Restate the records below word for word, and omit the images they hold.

- Data entries:
--- START ---

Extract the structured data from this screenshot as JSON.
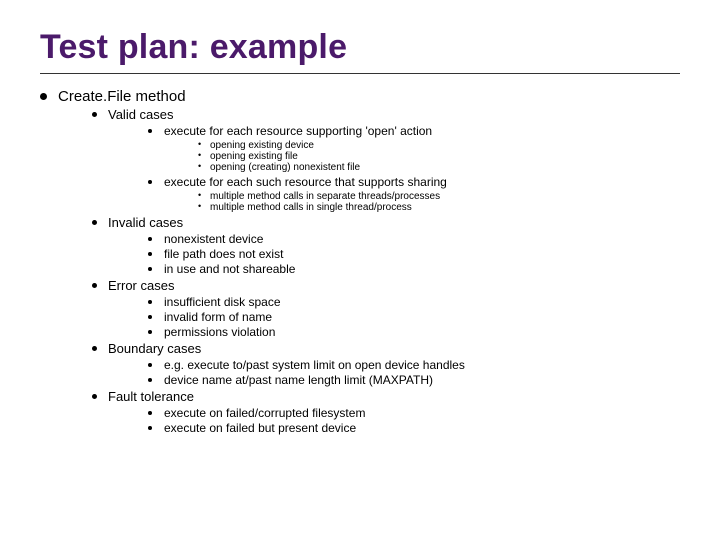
{
  "title": "Test plan: example",
  "l1_item": "Create.File method",
  "sections": [
    {
      "label": "Valid cases",
      "items": [
        {
          "text": "execute for each resource supporting 'open' action",
          "sub": [
            "opening existing device",
            "opening existing file",
            "opening (creating) nonexistent file"
          ]
        },
        {
          "text": "execute for each such resource that supports sharing",
          "sub": [
            "multiple method calls in separate threads/processes",
            "multiple method calls in single thread/process"
          ]
        }
      ]
    },
    {
      "label": "Invalid cases",
      "items": [
        {
          "text": "nonexistent device"
        },
        {
          "text": "file path does not exist"
        },
        {
          "text": "in use and not shareable"
        }
      ]
    },
    {
      "label": "Error cases",
      "items": [
        {
          "text": "insufficient disk space"
        },
        {
          "text": "invalid form of name"
        },
        {
          "text": "permissions violation"
        }
      ]
    },
    {
      "label": "Boundary cases",
      "items": [
        {
          "text": "e.g. execute to/past system limit on open device handles"
        },
        {
          "text": "device name at/past name length limit (MAXPATH)"
        }
      ]
    },
    {
      "label": "Fault tolerance",
      "items": [
        {
          "text": "execute on failed/corrupted filesystem"
        },
        {
          "text": "execute on failed but present device"
        }
      ]
    }
  ]
}
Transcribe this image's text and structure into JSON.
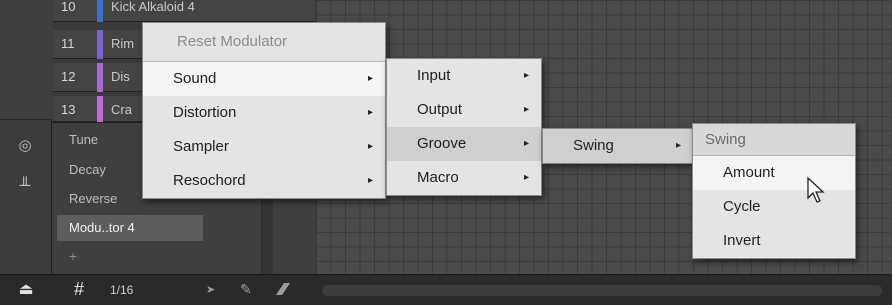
{
  "tracks": [
    {
      "num": "10",
      "name": "Kick Alkaloid 4",
      "color": "#3d6fd1"
    },
    {
      "num": "11",
      "name": "Rim",
      "color": "#7b63d6"
    },
    {
      "num": "12",
      "name": "Dis",
      "color": "#a86ad8"
    },
    {
      "num": "13",
      "name": "Cra",
      "color": "#c26ad8"
    }
  ],
  "modulation": {
    "items": [
      "Tune",
      "Decay",
      "Reverse",
      "Modu..tor 4"
    ],
    "active_index": 3,
    "add_label": "+"
  },
  "bottom_bar": {
    "hash_symbol": "#",
    "grid_value": "1/16"
  },
  "menu_main": {
    "reset": "Reset Modulator",
    "items": [
      "Sound",
      "Distortion",
      "Sampler",
      "Resochord"
    ]
  },
  "menu_sound": {
    "items": [
      "Input",
      "Output",
      "Groove",
      "Macro"
    ]
  },
  "menu_groove": {
    "items": [
      "Swing"
    ]
  },
  "menu_swing": {
    "header": "Swing",
    "items": [
      "Amount",
      "Cycle",
      "Invert"
    ]
  },
  "icons": {
    "arrow": "▸",
    "eject": "⏏",
    "pointer": "➤",
    "pen": "✎"
  },
  "colors": {
    "menu_bg": "#e4e4e4",
    "menu_hl": "#cfcfcf",
    "app_bg": "#3a3a3a"
  }
}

--- END ---

- Worked answer:
Extract the structured data from this screenshot as JSON.
{
  "title": "Test plan: example",
  "l1_item": "Create.File method",
  "sections": [
    {
      "label": "Valid cases",
      "items": [
        {
          "text": "execute for each resource supporting 'open' action",
          "sub": [
            "opening existing device",
            "opening existing file",
            "opening (creating) nonexistent file"
          ]
        },
        {
          "text": "execute for each such resource that supports sharing",
          "sub": [
            "multiple method calls in separate threads/processes",
            "multiple method calls in single thread/process"
          ]
        }
      ]
    },
    {
      "label": "Invalid cases",
      "items": [
        {
          "text": "nonexistent device"
        },
        {
          "text": "file path does not exist"
        },
        {
          "text": "in use and not shareable"
        }
      ]
    },
    {
      "label": "Error cases",
      "items": [
        {
          "text": "insufficient disk space"
        },
        {
          "text": "invalid form of name"
        },
        {
          "text": "permissions violation"
        }
      ]
    },
    {
      "label": "Boundary cases",
      "items": [
        {
          "text": "e.g. execute to/past system limit on open device handles"
        },
        {
          "text": "device name at/past name length limit (MAXPATH)"
        }
      ]
    },
    {
      "label": "Fault tolerance",
      "items": [
        {
          "text": "execute on failed/corrupted filesystem"
        },
        {
          "text": "execute on failed but present device"
        }
      ]
    }
  ]
}
Transcribe this image's text and structure into JSON.
{
  "tracks": [
    {
      "num": "10",
      "name": "Kick Alkaloid 4",
      "color": "#3d6fd1"
    },
    {
      "num": "11",
      "name": "Rim",
      "color": "#7b63d6"
    },
    {
      "num": "12",
      "name": "Dis",
      "color": "#a86ad8"
    },
    {
      "num": "13",
      "name": "Cra",
      "color": "#c26ad8"
    }
  ],
  "modulation": {
    "items": [
      "Tune",
      "Decay",
      "Reverse",
      "Modu..tor 4"
    ],
    "active_index": 3,
    "add_label": "+"
  },
  "bottom_bar": {
    "hash_symbol": "#",
    "grid_value": "1/16"
  },
  "menu_main": {
    "reset": "Reset Modulator",
    "items": [
      "Sound",
      "Distortion",
      "Sampler",
      "Resochord"
    ]
  },
  "menu_sound": {
    "items": [
      "Input",
      "Output",
      "Groove",
      "Macro"
    ]
  },
  "menu_groove": {
    "items": [
      "Swing"
    ]
  },
  "menu_swing": {
    "header": "Swing",
    "items": [
      "Amount",
      "Cycle",
      "Invert"
    ]
  },
  "icons": {
    "arrow": "▸",
    "eject": "⏏",
    "pointer": "➤",
    "pen": "✎"
  },
  "colors": {
    "menu_bg": "#e4e4e4",
    "menu_hl": "#cfcfcf",
    "app_bg": "#3a3a3a"
  }
}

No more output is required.